— START Provided data —
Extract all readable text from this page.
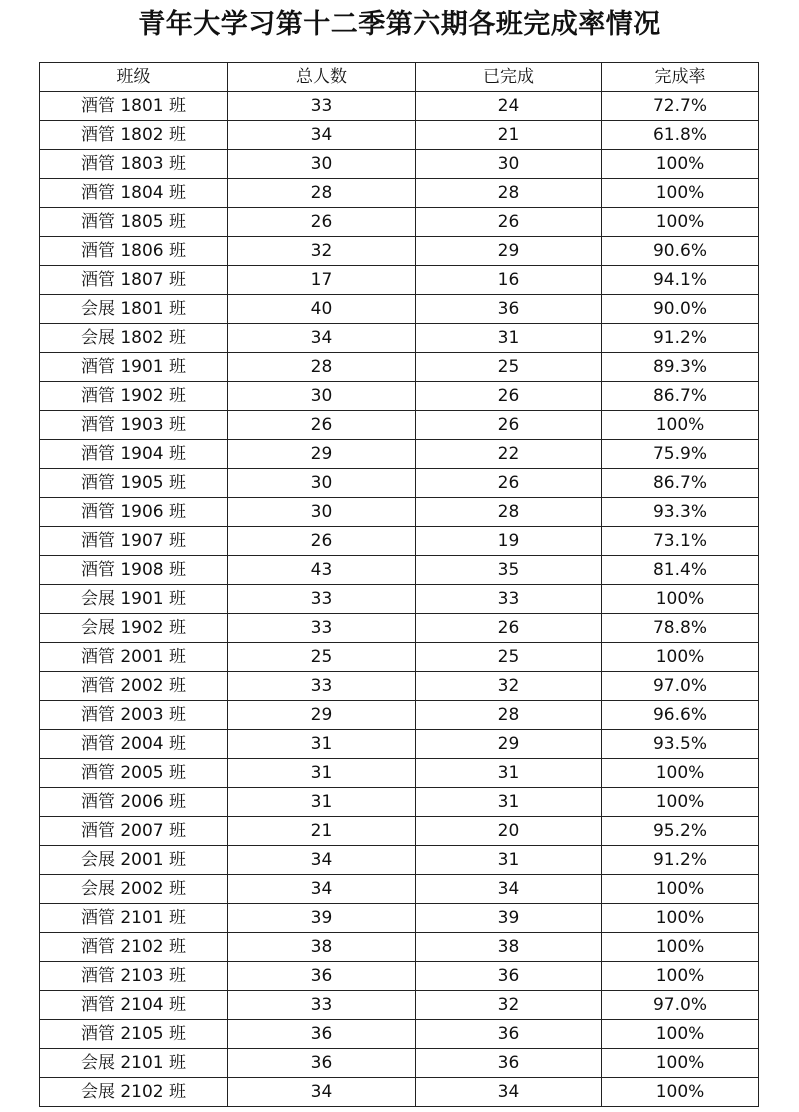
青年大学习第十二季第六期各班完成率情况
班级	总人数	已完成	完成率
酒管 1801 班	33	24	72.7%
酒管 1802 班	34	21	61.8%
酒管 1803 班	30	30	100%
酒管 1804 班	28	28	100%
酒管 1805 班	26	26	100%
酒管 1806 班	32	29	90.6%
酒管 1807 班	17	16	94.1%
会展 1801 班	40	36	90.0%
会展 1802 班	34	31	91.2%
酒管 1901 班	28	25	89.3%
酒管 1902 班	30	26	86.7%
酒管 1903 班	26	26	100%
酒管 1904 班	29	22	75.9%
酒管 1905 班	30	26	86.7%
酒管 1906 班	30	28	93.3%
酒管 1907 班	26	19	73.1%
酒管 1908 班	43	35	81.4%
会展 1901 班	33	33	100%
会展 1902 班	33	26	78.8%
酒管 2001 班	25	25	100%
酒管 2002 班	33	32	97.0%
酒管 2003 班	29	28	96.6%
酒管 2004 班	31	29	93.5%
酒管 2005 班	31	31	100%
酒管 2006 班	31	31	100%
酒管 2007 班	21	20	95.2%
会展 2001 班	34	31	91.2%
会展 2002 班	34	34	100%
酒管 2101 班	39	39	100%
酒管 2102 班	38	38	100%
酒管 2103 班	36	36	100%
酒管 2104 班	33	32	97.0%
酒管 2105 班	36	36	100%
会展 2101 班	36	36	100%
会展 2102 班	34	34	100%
— END Provided data —
— START Provided data —
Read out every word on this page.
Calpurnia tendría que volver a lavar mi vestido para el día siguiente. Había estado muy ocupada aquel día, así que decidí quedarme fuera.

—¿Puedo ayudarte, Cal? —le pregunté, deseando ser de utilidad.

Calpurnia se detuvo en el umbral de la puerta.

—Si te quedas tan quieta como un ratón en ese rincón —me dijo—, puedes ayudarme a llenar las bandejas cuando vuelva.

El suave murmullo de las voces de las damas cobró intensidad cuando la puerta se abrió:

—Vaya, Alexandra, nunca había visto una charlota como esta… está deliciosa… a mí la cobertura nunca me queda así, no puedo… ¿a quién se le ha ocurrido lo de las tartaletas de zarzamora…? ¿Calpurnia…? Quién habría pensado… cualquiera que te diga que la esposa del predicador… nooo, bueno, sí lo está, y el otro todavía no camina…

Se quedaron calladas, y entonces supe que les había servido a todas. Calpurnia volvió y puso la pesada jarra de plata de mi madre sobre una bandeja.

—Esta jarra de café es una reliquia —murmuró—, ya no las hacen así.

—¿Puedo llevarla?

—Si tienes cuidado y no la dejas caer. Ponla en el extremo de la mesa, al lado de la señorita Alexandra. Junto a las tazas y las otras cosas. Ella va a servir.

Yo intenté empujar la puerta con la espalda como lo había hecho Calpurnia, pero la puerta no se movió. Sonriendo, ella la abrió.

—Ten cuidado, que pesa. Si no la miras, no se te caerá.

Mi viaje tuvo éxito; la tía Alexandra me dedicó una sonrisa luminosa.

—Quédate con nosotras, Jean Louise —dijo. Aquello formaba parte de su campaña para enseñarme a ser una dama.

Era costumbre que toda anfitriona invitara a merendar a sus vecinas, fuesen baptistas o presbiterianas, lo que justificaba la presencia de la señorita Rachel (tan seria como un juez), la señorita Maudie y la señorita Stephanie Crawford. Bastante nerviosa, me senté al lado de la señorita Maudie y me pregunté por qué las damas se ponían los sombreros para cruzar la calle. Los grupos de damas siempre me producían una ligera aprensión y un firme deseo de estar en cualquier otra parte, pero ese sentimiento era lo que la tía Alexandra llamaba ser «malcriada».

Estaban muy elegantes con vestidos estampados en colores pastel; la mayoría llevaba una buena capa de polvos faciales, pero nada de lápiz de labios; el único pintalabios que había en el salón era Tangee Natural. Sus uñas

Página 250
— END Provided data —
What the exercise asks —
Track down every line holding the string "page" and copy it.

Response to the exercise —
Extract all readable text from this page.
Read out every word on this page.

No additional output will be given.